[Document layout analysis data]
-------

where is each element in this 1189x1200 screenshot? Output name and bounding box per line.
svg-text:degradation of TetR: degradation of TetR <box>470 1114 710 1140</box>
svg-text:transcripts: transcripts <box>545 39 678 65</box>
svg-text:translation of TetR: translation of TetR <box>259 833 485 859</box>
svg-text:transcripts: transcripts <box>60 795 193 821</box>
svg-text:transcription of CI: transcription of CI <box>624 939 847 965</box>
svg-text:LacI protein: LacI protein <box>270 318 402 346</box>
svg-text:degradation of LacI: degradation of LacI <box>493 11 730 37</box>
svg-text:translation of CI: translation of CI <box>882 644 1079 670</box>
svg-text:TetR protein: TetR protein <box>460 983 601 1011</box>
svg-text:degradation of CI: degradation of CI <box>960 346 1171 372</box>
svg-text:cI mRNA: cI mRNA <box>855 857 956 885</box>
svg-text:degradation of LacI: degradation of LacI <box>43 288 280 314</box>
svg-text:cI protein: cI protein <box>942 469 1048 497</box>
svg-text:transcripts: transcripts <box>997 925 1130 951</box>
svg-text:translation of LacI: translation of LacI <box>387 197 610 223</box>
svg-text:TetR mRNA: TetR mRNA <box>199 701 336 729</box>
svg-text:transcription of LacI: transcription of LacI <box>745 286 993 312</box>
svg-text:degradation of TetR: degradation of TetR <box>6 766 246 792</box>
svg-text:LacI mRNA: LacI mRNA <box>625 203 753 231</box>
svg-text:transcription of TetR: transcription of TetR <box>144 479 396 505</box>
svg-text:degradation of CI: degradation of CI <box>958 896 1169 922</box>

-------

Reproduce the entries exactly, each one as given.

**Task output**:
where is each element in this 1189x1200 screenshot? Output name and bounding box per line.
svg-text:degradation of TetR: degradation of TetR <box>470 1114 710 1140</box>
svg-text:transcripts: transcripts <box>545 39 678 65</box>
svg-text:translation of TetR: translation of TetR <box>259 833 485 859</box>
svg-text:transcripts: transcripts <box>60 795 193 821</box>
svg-text:transcription of CI: transcription of CI <box>624 939 847 965</box>
svg-text:LacI protein: LacI protein <box>270 318 402 346</box>
svg-text:degradation of LacI: degradation of LacI <box>493 11 730 37</box>
svg-text:translation of CI: translation of CI <box>882 644 1079 670</box>
svg-text:TetR protein: TetR protein <box>460 983 601 1011</box>
svg-text:degradation of CI: degradation of CI <box>960 346 1171 372</box>
svg-text:cI mRNA: cI mRNA <box>855 857 956 885</box>
svg-text:degradation of LacI: degradation of LacI <box>43 288 280 314</box>
svg-text:cI protein: cI protein <box>942 469 1048 497</box>
svg-text:transcripts: transcripts <box>997 925 1130 951</box>
svg-text:translation of LacI: translation of LacI <box>387 197 610 223</box>
svg-text:TetR mRNA: TetR mRNA <box>199 701 336 729</box>
svg-text:transcription of LacI: transcription of LacI <box>745 286 993 312</box>
svg-text:degradation of TetR: degradation of TetR <box>6 766 246 792</box>
svg-text:LacI mRNA: LacI mRNA <box>625 203 753 231</box>
svg-text:transcription of TetR: transcription of TetR <box>144 479 396 505</box>
svg-text:degradation of CI: degradation of CI <box>958 896 1169 922</box>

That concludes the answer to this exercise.